SUPPLIED DATA —
»»
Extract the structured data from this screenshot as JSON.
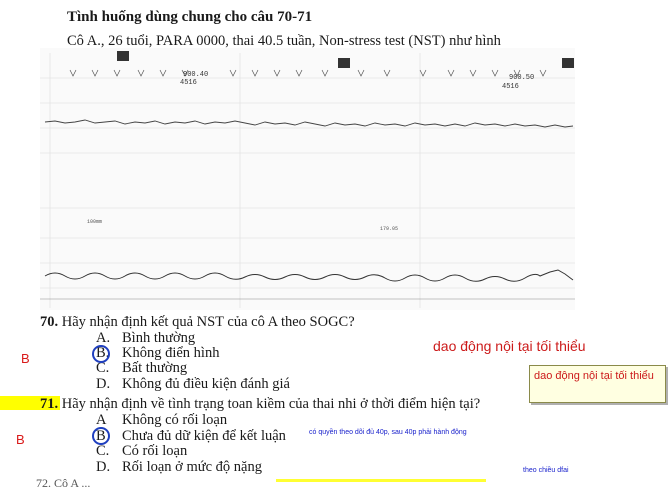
{
  "heading": "Tình huống dùng chung cho câu 70-71",
  "case_text": "Cô A., 26 tuổi, PARA 0000, thai 40.5 tuần, Non-stress test (NST) như hình",
  "ctg_labels": {
    "header_left": "900.40",
    "header_left_sub": "4516",
    "header_right": "900.50",
    "header_right_sub": "4516",
    "mid_left": "100mm",
    "mid_right": "179.05"
  },
  "q70": {
    "number": "70.",
    "text": "Hãy nhận định kết quả NST của cô A theo SOGC?",
    "options": [
      {
        "letter": "A.",
        "text": "Bình thường"
      },
      {
        "letter": "B.",
        "text": "Không điển hình"
      },
      {
        "letter": "C.",
        "text": "Bất thường"
      },
      {
        "letter": "D.",
        "text": "Không đủ điều kiện đánh giá"
      }
    ],
    "answer_mark": "B"
  },
  "q71": {
    "number": "71.",
    "text": "Hãy nhận định về tình trạng toan kiềm của thai nhi ở thời điểm hiện tại?",
    "options": [
      {
        "letter": "A",
        "text": "Không có rối loạn"
      },
      {
        "letter": "B",
        "text": "Chưa đủ dữ kiện để kết luận"
      },
      {
        "letter": "C.",
        "text": "Có rối loạn"
      },
      {
        "letter": "D.",
        "text": "Rối loạn ở mức độ nặng"
      }
    ],
    "answer_mark": "B"
  },
  "annotations": {
    "big_note": "dao động  nội tại tối thiểu",
    "box_note": "dao động  nội tại tối thiểu",
    "blue_note": "có quyền theo dõi đủ 40p, sau 40p phải hành động",
    "blue_note_2": "theo chiều dfai"
  },
  "cut_text": "72. Cô A ...",
  "colors": {
    "annotation_red": "#cc1a1a",
    "annotation_blue": "#1a22cc",
    "highlight": "#ffff00",
    "circle": "#1f3fbf"
  }
}
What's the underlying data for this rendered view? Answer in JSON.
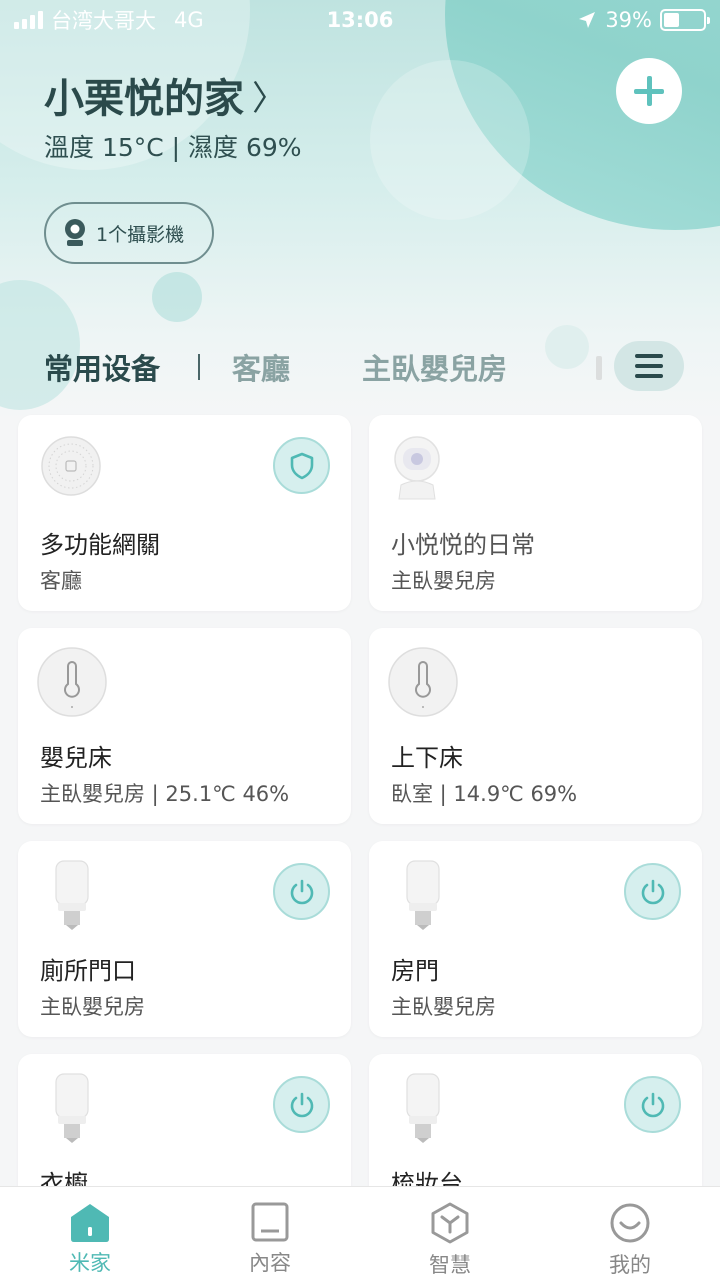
{
  "status_bar": {
    "carrier": "台湾大哥大",
    "network": "4G",
    "time": "13:06",
    "battery": "39%",
    "battery_level": 0.39
  },
  "header": {
    "home_name": "小栗悦的家",
    "weather": "溫度 15°C | 濕度 69%",
    "camera_chip": "1个攝影機"
  },
  "tabs": [
    {
      "label": "常用设备",
      "active": true
    },
    {
      "label": "客廳",
      "active": false
    },
    {
      "label": "主臥嬰兒房",
      "active": false
    }
  ],
  "devices": [
    {
      "name": "多功能網關",
      "room": "客廳",
      "icon": "gateway-icon",
      "action": "shield-icon"
    },
    {
      "name": "小悦悦的日常",
      "room": "主臥嬰兒房",
      "icon": "camera-icon",
      "action": ""
    },
    {
      "name": "嬰兒床",
      "room": "主臥嬰兒房 | 25.1℃ 46%",
      "icon": "thermometer-icon",
      "action": ""
    },
    {
      "name": "上下床",
      "room": "臥室 | 14.9℃ 69%",
      "icon": "thermometer-icon",
      "action": ""
    },
    {
      "name": "廁所門口",
      "room": "主臥嬰兒房",
      "icon": "bulb-icon",
      "action": "power-icon"
    },
    {
      "name": "房門",
      "room": "主臥嬰兒房",
      "icon": "bulb-icon",
      "action": "power-icon"
    },
    {
      "name": "衣櫥",
      "room": "",
      "icon": "bulb-icon",
      "action": "power-icon"
    },
    {
      "name": "梳妝台",
      "room": "",
      "icon": "bulb-icon",
      "action": "power-icon"
    }
  ],
  "bottom_nav": [
    {
      "label": "米家",
      "icon": "home-icon",
      "active": true
    },
    {
      "label": "內容",
      "icon": "content-icon",
      "active": false
    },
    {
      "label": "智慧",
      "icon": "smart-icon",
      "active": false
    },
    {
      "label": "我的",
      "icon": "profile-icon",
      "active": false
    }
  ],
  "colors": {
    "accent": "#4fb9b4",
    "title": "#2b4a4b",
    "toggle_bg": "#d6efee"
  }
}
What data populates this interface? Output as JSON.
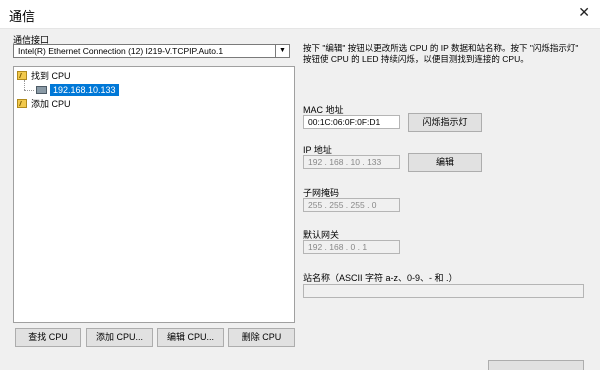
{
  "window": {
    "title": "通信",
    "close_glyph": "✕"
  },
  "interface": {
    "label": "通信接口",
    "selected": "Intel(R) Ethernet Connection (12) I219-V.TCPIP.Auto.1",
    "arrow": "▼"
  },
  "tree": {
    "found_cpu": "找到 CPU",
    "device_ip": "192.168.10.133",
    "add_cpu": "添加 CPU"
  },
  "buttons": {
    "find": "查找 CPU",
    "add": "添加 CPU...",
    "edit": "编辑 CPU...",
    "delete": "删除 CPU",
    "flash": "闪烁指示灯",
    "edit_ip": "编辑"
  },
  "description": "按下 \"编辑\" 按钮以更改所选 CPU 的 IP 数据和站名称。按下 \"闪烁指示灯\" 按钮使 CPU 的 LED 持续闪烁，以便目测找到连接的 CPU。",
  "mac": {
    "label": "MAC 地址",
    "value": "00:1C:06:0F:0F:D1"
  },
  "ip": {
    "label": "IP 地址",
    "value": "192 . 168 . 10 . 133"
  },
  "subnet": {
    "label": "子网掩码",
    "value": "255 . 255 . 255 . 0"
  },
  "gateway": {
    "label": "默认网关",
    "value": "192 . 168 . 0 . 1"
  },
  "station": {
    "label": "站名称（ASCII 字符 a-z、0-9、- 和 .）",
    "value": ""
  }
}
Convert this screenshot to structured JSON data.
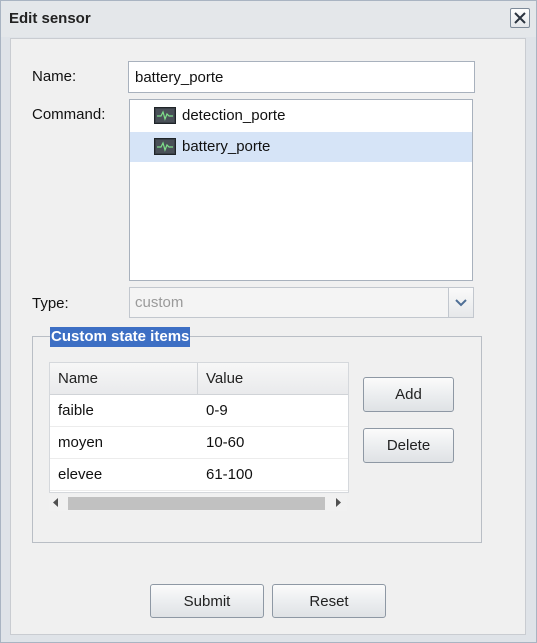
{
  "window": {
    "title": "Edit sensor"
  },
  "form": {
    "name_label": "Name:",
    "name_value": "battery_porte",
    "command_label": "Command:",
    "commands": [
      {
        "label": "detection_porte",
        "selected": false
      },
      {
        "label": "battery_porte",
        "selected": true
      }
    ],
    "type_label": "Type:",
    "type_value": "custom"
  },
  "custom_state": {
    "legend": "Custom state items",
    "columns": [
      "Name",
      "Value"
    ],
    "rows": [
      {
        "name": "faible",
        "value": "0-9"
      },
      {
        "name": "moyen",
        "value": "10-60"
      },
      {
        "name": "elevee",
        "value": "61-100"
      }
    ],
    "add_label": "Add",
    "delete_label": "Delete"
  },
  "footer": {
    "submit_label": "Submit",
    "reset_label": "Reset"
  },
  "colors": {
    "selection": "#d6e4f7",
    "legend_bg": "#3d6fc4"
  }
}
««
DO THIS — Omit every picture while copying the listing above exactly.

REPLY TO THE TASK —
Extract the structured data from this screenshot as JSON.
{
  "heading": "Tình huống dùng chung cho câu 70-71",
  "case_text": "Cô A., 26 tuổi, PARA 0000, thai 40.5 tuần, Non-stress test (NST) như hình",
  "ctg_labels": {
    "header_left": "900.40",
    "header_left_sub": "4516",
    "header_right": "900.50",
    "header_right_sub": "4516",
    "mid_left": "100mm",
    "mid_right": "179.05"
  },
  "q70": {
    "number": "70.",
    "text": "Hãy nhận định kết quả NST của cô A theo SOGC?",
    "options": [
      {
        "letter": "A.",
        "text": "Bình thường"
      },
      {
        "letter": "B.",
        "text": "Không điển hình"
      },
      {
        "letter": "C.",
        "text": "Bất thường"
      },
      {
        "letter": "D.",
        "text": "Không đủ điều kiện đánh giá"
      }
    ],
    "answer_mark": "B"
  },
  "q71": {
    "number": "71.",
    "text": "Hãy nhận định về tình trạng toan kiềm của thai nhi ở thời điểm hiện tại?",
    "options": [
      {
        "letter": "A",
        "text": "Không có rối loạn"
      },
      {
        "letter": "B",
        "text": "Chưa đủ dữ kiện để kết luận"
      },
      {
        "letter": "C.",
        "text": "Có rối loạn"
      },
      {
        "letter": "D.",
        "text": "Rối loạn ở mức độ nặng"
      }
    ],
    "answer_mark": "B"
  },
  "annotations": {
    "big_note": "dao động  nội tại tối thiểu",
    "box_note": "dao động  nội tại tối thiểu",
    "blue_note": "có quyền theo dõi đủ 40p, sau 40p phải hành động",
    "blue_note_2": "theo chiều dfai"
  },
  "cut_text": "72. Cô A ...",
  "colors": {
    "annotation_red": "#cc1a1a",
    "annotation_blue": "#1a22cc",
    "highlight": "#ffff00",
    "circle": "#1f3fbf"
  }
}
What's the underlying data for this rendered view? Answer in JSON.
{
  "status_bar": {
    "carrier": "台湾大哥大",
    "network": "4G",
    "time": "13:06",
    "battery": "39%",
    "battery_level": 0.39
  },
  "header": {
    "home_name": "小栗悦的家",
    "weather": "溫度 15°C | 濕度 69%",
    "camera_chip": "1个攝影機"
  },
  "tabs": [
    {
      "label": "常用设备",
      "active": true
    },
    {
      "label": "客廳",
      "active": false
    },
    {
      "label": "主臥嬰兒房",
      "active": false
    }
  ],
  "devices": [
    {
      "name": "多功能網關",
      "room": "客廳",
      "icon": "gateway-icon",
      "action": "shield-icon"
    },
    {
      "name": "小悦悦的日常",
      "room": "主臥嬰兒房",
      "icon": "camera-icon",
      "action": ""
    },
    {
      "name": "嬰兒床",
      "room": "主臥嬰兒房 | 25.1℃ 46%",
      "icon": "thermometer-icon",
      "action": ""
    },
    {
      "name": "上下床",
      "room": "臥室 | 14.9℃ 69%",
      "icon": "thermometer-icon",
      "action": ""
    },
    {
      "name": "廁所門口",
      "room": "主臥嬰兒房",
      "icon": "bulb-icon",
      "action": "power-icon"
    },
    {
      "name": "房門",
      "room": "主臥嬰兒房",
      "icon": "bulb-icon",
      "action": "power-icon"
    },
    {
      "name": "衣櫥",
      "room": "",
      "icon": "bulb-icon",
      "action": "power-icon"
    },
    {
      "name": "梳妝台",
      "room": "",
      "icon": "bulb-icon",
      "action": "power-icon"
    }
  ],
  "bottom_nav": [
    {
      "label": "米家",
      "icon": "home-icon",
      "active": true
    },
    {
      "label": "內容",
      "icon": "content-icon",
      "active": false
    },
    {
      "label": "智慧",
      "icon": "smart-icon",
      "active": false
    },
    {
      "label": "我的",
      "icon": "profile-icon",
      "active": false
    }
  ],
  "colors": {
    "accent": "#4fb9b4",
    "title": "#2b4a4b",
    "toggle_bg": "#d6efee"
  }
}
What data populates this interface? Output as JSON.
{
  "window": {
    "title": "通信",
    "close_glyph": "✕"
  },
  "interface": {
    "label": "通信接口",
    "selected": "Intel(R) Ethernet Connection (12) I219-V.TCPIP.Auto.1",
    "arrow": "▼"
  },
  "tree": {
    "found_cpu": "找到 CPU",
    "device_ip": "192.168.10.133",
    "add_cpu": "添加 CPU"
  },
  "buttons": {
    "find": "查找 CPU",
    "add": "添加 CPU...",
    "edit": "编辑 CPU...",
    "delete": "删除 CPU",
    "flash": "闪烁指示灯",
    "edit_ip": "编辑"
  },
  "description": "按下 \"编辑\" 按钮以更改所选 CPU 的 IP 数据和站名称。按下 \"闪烁指示灯\" 按钮使 CPU 的 LED 持续闪烁，以便目测找到连接的 CPU。",
  "mac": {
    "label": "MAC 地址",
    "value": "00:1C:06:0F:0F:D1"
  },
  "ip": {
    "label": "IP 地址",
    "value": "192 . 168 . 10 . 133"
  },
  "subnet": {
    "label": "子网掩码",
    "value": "255 . 255 . 255 . 0"
  },
  "gateway": {
    "label": "默认网关",
    "value": "192 . 168 . 0 . 1"
  },
  "station": {
    "label": "站名称（ASCII 字符 a-z、0-9、- 和 .）",
    "value": ""
  }
}
Convert this screenshot to structured JSON data.
{
  "window": {
    "title": "Edit sensor"
  },
  "form": {
    "name_label": "Name:",
    "name_value": "battery_porte",
    "command_label": "Command:",
    "commands": [
      {
        "label": "detection_porte",
        "selected": false
      },
      {
        "label": "battery_porte",
        "selected": true
      }
    ],
    "type_label": "Type:",
    "type_value": "custom"
  },
  "custom_state": {
    "legend": "Custom state items",
    "columns": [
      "Name",
      "Value"
    ],
    "rows": [
      {
        "name": "faible",
        "value": "0-9"
      },
      {
        "name": "moyen",
        "value": "10-60"
      },
      {
        "name": "elevee",
        "value": "61-100"
      }
    ],
    "add_label": "Add",
    "delete_label": "Delete"
  },
  "footer": {
    "submit_label": "Submit",
    "reset_label": "Reset"
  },
  "colors": {
    "selection": "#d6e4f7",
    "legend_bg": "#3d6fc4"
  }
}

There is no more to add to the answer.